Given problem:
From the listing, collect all lines containing the word "JSON".

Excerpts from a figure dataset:

============================================================

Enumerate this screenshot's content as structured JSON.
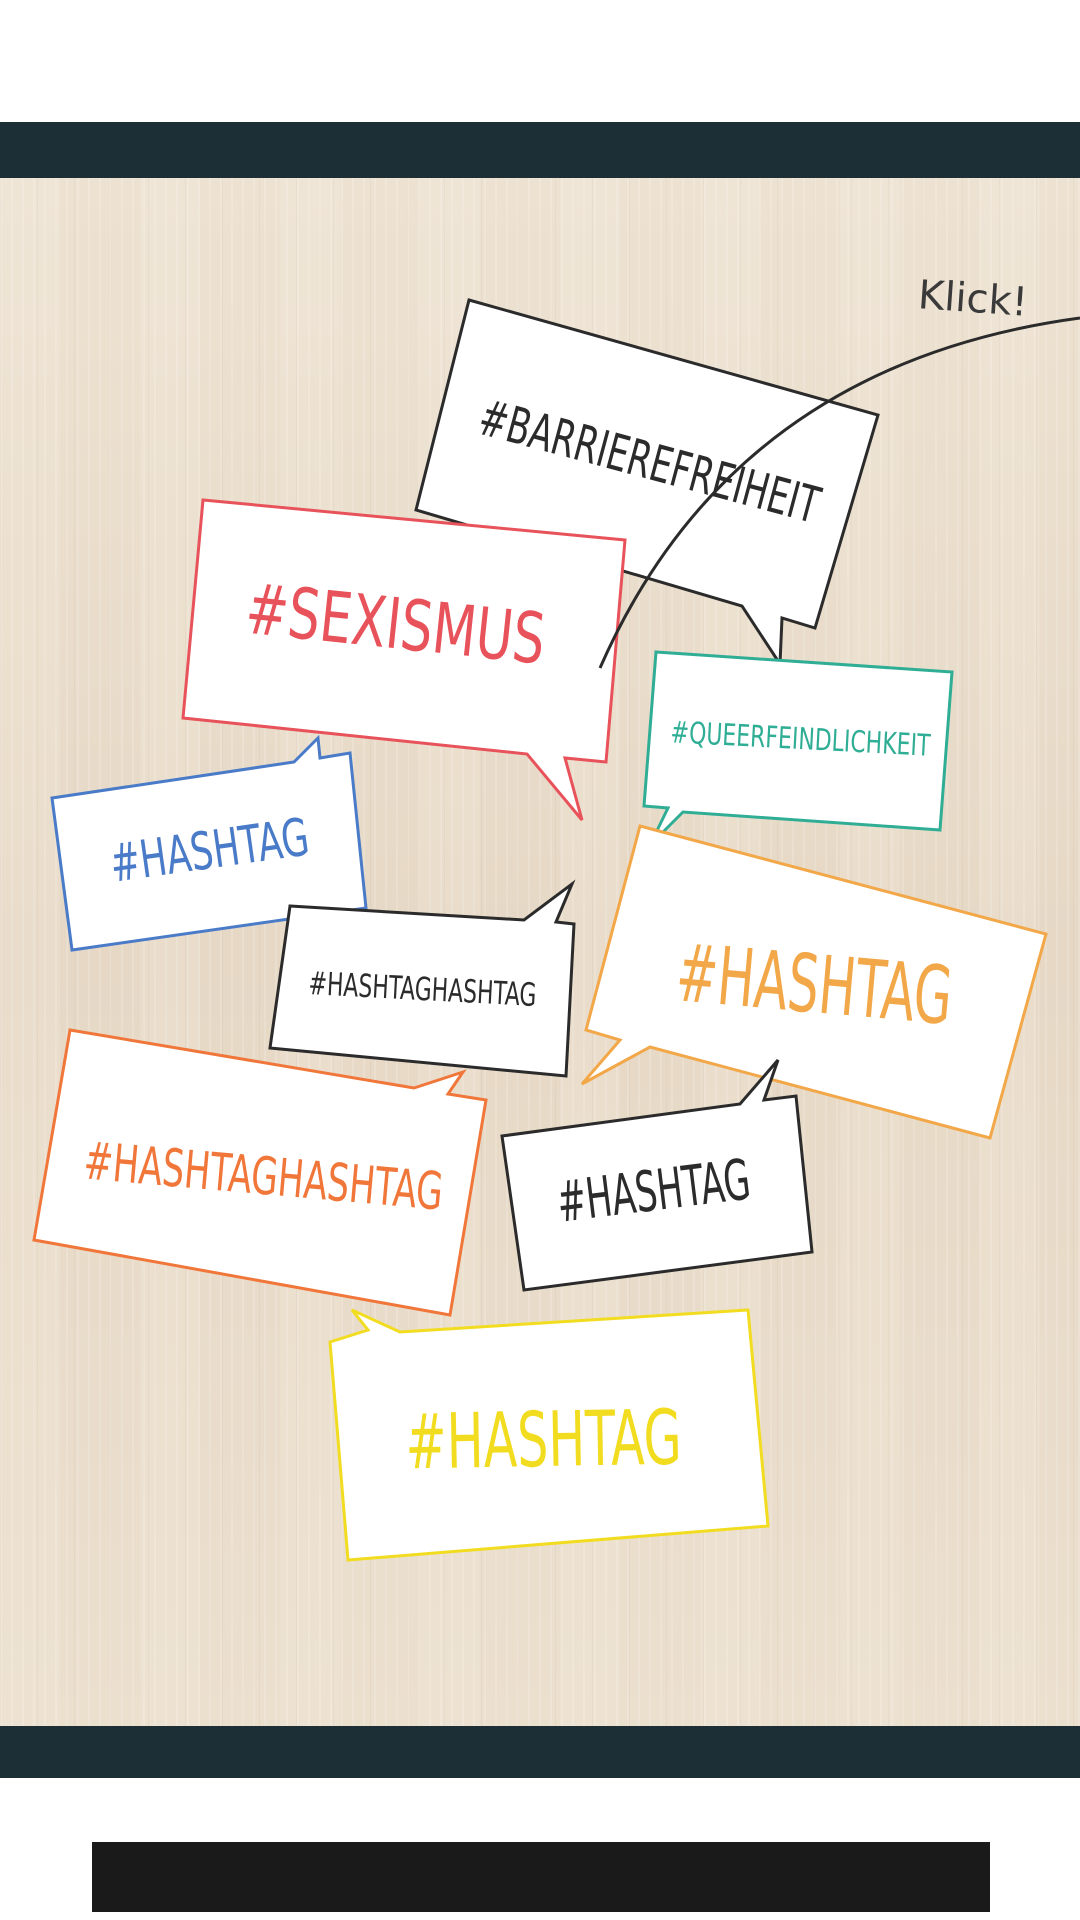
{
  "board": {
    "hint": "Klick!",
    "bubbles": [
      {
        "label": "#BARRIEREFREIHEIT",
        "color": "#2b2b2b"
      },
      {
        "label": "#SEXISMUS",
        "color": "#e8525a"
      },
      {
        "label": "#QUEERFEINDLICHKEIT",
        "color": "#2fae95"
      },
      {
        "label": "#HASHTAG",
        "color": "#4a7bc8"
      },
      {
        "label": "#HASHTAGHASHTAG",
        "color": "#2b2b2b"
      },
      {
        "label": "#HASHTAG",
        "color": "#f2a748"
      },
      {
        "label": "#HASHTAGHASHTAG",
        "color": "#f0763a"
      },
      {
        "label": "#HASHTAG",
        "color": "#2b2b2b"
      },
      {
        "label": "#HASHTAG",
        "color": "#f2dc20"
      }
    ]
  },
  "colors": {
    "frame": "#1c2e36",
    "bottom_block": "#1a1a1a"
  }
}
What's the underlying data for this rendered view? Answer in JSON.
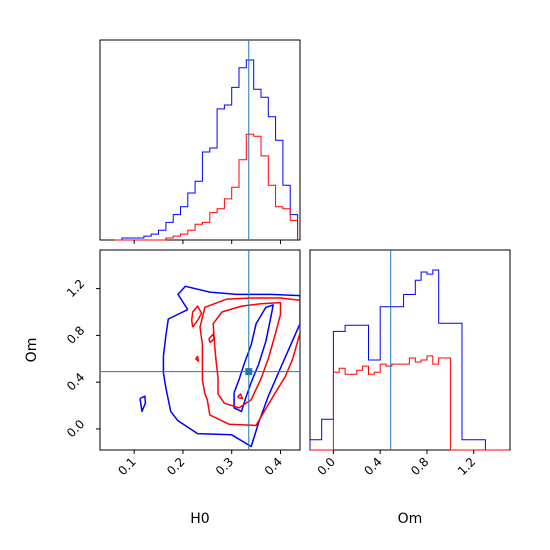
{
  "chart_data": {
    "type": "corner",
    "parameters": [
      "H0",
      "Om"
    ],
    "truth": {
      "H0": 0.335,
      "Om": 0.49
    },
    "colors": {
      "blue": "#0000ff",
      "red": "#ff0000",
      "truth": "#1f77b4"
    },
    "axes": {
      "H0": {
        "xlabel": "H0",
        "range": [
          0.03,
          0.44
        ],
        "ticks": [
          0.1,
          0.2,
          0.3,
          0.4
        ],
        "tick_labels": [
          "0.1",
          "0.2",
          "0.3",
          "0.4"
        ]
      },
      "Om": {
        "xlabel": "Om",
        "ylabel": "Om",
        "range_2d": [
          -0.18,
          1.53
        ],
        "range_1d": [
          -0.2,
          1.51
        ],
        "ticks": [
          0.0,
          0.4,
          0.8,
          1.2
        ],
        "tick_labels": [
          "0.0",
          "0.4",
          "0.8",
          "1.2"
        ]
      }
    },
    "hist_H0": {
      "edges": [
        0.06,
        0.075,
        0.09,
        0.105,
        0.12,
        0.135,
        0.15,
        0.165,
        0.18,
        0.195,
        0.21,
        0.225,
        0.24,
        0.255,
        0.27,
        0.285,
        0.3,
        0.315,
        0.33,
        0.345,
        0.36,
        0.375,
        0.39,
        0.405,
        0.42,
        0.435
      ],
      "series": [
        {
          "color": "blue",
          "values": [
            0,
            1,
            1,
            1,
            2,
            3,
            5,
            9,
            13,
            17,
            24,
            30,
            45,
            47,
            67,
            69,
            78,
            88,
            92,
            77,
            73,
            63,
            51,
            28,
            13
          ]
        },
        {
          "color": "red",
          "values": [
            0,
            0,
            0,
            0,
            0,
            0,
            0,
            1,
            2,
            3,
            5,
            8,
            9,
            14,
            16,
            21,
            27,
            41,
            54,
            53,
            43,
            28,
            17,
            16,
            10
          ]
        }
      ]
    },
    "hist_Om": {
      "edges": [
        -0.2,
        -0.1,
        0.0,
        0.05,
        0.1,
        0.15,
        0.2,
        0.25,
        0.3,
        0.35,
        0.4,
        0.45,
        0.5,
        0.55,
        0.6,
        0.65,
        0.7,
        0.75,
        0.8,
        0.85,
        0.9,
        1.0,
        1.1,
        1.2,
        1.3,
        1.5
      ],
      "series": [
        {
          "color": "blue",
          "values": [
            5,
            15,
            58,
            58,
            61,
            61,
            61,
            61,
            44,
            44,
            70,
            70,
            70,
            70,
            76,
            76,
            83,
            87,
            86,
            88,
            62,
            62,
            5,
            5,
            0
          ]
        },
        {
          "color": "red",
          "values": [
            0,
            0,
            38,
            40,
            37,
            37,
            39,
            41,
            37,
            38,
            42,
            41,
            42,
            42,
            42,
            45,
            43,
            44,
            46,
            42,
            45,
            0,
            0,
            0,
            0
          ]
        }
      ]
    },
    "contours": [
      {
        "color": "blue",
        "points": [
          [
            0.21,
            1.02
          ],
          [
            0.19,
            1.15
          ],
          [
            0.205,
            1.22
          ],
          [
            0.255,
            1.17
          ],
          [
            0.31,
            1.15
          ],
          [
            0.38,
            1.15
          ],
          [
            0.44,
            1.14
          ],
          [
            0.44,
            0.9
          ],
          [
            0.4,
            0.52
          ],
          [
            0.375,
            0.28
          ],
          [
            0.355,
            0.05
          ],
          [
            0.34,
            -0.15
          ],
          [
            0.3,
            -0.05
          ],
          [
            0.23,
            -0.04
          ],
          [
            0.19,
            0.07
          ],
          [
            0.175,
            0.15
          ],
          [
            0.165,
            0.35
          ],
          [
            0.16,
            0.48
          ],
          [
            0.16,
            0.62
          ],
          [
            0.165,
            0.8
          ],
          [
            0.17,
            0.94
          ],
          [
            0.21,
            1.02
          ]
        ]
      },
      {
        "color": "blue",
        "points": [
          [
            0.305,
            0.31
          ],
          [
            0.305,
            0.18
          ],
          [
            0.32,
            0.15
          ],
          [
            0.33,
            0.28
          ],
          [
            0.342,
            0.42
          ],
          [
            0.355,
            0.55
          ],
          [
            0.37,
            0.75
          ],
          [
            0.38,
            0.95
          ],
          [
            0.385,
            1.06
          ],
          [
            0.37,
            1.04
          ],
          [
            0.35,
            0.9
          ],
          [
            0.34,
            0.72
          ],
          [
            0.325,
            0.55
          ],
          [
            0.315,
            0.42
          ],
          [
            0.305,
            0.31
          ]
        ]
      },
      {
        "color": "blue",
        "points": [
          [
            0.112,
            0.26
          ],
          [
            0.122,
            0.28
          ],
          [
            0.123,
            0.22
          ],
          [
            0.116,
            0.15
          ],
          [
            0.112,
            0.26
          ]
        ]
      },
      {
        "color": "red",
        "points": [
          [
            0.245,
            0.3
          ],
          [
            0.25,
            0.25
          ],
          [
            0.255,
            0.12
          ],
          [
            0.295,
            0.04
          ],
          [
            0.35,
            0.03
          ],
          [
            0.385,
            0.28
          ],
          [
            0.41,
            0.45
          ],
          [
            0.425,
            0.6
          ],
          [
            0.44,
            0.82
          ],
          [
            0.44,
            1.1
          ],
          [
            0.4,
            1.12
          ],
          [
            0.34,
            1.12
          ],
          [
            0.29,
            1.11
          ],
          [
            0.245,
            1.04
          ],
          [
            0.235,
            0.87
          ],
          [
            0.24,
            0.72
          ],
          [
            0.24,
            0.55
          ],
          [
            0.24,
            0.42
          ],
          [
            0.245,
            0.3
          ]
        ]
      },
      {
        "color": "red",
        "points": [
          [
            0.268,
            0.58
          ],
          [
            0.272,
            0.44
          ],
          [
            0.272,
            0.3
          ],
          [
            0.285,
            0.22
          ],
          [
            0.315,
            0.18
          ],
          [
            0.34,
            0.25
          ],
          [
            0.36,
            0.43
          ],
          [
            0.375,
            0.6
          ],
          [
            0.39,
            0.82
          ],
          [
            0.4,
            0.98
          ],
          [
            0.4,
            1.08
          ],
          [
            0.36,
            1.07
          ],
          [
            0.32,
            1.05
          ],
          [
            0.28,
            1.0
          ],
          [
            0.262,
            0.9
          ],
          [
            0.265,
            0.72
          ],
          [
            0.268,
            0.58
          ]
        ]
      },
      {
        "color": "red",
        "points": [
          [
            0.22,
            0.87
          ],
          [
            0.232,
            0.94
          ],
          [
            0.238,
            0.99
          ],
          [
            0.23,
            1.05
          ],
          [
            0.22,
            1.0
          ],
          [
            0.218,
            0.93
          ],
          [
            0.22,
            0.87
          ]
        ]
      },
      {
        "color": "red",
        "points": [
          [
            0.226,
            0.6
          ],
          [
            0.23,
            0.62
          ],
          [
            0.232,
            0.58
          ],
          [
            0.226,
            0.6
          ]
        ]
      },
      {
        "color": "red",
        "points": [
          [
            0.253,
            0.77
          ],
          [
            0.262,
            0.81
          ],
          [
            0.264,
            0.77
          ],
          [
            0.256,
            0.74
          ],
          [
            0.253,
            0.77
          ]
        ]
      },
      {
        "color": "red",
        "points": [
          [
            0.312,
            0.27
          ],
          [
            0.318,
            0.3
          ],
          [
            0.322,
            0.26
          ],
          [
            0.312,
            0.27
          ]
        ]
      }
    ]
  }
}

============================================================

Response for this exercise:
Enumerate this screenshot's content as structured JSON.
What's the underlying data for this rendered view? Answer in JSON.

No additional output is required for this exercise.